● RECORDS PROVIDED

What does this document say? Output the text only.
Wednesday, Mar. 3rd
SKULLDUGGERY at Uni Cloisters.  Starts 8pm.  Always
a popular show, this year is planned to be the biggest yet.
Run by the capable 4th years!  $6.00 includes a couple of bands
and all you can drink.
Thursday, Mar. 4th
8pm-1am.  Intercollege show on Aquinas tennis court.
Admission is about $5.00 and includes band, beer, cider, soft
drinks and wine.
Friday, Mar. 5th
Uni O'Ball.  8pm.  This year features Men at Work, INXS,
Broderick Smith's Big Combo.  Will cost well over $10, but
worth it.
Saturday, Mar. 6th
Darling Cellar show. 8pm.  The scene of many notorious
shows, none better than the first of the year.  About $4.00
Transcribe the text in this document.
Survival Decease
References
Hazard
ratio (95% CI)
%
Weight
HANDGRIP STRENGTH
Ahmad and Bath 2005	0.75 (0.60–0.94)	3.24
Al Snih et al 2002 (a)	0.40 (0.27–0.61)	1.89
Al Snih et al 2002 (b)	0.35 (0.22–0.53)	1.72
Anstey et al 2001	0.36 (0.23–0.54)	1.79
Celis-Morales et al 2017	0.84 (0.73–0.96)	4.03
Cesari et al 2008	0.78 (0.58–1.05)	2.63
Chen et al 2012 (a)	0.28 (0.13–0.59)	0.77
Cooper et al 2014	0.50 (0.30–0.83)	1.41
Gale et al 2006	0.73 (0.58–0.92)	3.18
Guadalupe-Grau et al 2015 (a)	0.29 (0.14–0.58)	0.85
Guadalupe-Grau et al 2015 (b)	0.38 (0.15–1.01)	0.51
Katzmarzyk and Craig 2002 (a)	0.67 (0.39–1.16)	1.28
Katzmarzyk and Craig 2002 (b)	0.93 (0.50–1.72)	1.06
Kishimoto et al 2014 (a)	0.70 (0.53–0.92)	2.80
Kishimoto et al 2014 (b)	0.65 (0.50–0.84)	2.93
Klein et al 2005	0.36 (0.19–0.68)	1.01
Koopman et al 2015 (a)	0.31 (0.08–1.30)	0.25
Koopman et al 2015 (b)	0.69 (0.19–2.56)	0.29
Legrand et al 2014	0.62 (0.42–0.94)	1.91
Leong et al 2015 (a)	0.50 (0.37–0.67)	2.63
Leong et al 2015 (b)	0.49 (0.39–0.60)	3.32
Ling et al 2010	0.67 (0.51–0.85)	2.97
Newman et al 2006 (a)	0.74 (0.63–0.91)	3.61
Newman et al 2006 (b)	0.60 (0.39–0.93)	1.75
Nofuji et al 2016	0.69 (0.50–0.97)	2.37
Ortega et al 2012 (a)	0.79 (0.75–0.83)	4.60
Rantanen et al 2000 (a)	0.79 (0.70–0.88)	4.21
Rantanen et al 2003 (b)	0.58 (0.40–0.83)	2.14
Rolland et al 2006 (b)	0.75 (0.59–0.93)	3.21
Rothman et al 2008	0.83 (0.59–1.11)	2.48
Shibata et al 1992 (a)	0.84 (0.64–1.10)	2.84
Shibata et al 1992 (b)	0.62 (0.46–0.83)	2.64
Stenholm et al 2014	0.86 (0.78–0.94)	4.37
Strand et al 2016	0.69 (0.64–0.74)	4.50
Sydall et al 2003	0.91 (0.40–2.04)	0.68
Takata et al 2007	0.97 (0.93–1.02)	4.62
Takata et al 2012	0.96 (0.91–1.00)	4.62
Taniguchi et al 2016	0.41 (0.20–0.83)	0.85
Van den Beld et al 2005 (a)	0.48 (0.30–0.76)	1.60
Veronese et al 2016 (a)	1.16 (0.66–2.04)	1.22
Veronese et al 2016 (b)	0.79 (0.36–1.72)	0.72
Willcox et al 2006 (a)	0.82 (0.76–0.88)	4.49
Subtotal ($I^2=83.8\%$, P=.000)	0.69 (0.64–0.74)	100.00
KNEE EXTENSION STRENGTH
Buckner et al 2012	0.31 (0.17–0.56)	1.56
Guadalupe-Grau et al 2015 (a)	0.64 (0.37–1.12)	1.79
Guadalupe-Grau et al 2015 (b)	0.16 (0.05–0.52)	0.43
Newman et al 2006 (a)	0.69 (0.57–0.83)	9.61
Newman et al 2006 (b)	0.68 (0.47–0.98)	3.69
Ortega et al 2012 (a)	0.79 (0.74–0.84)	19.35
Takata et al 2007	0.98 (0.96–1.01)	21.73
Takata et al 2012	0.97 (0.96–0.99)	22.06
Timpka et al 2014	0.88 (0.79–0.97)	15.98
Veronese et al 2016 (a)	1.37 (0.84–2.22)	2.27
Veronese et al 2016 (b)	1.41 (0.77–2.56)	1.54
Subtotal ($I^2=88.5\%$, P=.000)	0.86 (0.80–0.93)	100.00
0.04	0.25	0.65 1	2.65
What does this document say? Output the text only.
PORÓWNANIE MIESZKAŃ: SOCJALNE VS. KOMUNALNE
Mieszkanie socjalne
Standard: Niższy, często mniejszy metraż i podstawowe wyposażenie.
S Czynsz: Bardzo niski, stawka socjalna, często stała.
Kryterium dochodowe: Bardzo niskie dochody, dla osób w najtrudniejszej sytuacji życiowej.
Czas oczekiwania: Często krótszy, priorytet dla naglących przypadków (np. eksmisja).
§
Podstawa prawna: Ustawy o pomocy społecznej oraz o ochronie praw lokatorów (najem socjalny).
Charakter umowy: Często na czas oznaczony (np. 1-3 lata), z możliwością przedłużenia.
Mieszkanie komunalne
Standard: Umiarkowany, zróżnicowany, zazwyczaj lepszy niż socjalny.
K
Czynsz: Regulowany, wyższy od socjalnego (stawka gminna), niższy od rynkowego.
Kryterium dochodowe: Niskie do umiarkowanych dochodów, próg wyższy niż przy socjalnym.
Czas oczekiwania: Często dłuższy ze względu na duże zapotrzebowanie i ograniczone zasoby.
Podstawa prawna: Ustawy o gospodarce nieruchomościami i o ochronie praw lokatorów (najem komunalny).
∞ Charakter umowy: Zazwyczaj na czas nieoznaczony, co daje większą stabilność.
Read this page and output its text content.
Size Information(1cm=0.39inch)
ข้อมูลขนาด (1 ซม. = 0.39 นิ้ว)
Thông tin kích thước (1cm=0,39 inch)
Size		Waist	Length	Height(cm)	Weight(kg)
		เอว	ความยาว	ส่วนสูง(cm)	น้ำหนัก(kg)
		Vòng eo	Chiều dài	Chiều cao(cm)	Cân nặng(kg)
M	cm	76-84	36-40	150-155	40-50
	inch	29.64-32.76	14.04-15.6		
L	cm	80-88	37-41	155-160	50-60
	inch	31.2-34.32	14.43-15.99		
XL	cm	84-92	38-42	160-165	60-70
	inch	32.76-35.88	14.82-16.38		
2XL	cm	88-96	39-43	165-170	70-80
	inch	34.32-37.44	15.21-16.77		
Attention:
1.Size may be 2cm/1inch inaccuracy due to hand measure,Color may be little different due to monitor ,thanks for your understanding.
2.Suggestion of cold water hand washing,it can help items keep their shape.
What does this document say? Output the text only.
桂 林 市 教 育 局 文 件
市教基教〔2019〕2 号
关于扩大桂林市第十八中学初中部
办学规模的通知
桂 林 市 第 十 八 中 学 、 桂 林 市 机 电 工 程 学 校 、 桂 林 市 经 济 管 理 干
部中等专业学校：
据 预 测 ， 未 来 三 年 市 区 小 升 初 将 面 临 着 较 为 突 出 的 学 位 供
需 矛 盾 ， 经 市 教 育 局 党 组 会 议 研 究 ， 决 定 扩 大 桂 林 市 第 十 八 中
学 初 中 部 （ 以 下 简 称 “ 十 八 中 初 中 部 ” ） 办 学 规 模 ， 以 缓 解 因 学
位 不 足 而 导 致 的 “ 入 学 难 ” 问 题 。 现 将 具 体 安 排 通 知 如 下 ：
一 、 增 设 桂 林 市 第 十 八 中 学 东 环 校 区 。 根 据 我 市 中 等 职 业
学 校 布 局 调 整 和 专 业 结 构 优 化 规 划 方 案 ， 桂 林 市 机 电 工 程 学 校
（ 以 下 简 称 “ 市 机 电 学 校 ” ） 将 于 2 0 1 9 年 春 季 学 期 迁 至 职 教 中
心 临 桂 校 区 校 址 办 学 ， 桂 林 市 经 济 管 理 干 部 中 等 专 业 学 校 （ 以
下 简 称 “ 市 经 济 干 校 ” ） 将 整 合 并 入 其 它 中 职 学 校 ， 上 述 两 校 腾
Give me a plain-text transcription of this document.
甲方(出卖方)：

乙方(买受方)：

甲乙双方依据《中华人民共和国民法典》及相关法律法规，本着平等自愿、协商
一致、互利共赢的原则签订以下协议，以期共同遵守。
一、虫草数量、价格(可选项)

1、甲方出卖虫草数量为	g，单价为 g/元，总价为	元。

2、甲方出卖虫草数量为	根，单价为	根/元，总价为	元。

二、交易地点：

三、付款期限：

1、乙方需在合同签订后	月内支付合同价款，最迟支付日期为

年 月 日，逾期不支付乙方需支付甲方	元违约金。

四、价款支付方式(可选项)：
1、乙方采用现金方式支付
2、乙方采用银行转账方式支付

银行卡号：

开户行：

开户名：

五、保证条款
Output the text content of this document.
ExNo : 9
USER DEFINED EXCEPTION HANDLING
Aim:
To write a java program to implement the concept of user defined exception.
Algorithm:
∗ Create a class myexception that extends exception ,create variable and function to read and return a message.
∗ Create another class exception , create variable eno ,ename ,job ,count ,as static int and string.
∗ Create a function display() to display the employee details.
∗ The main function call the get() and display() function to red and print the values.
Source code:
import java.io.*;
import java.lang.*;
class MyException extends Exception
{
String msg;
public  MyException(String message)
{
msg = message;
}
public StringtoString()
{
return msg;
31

● EXERCISE DIRECTIONS
From the entries above, extract each line containing "Mieszkanie".

● SOLUTION TO THIS PROBLEM
Mieszkanie socjalne
Mieszkanie komunalne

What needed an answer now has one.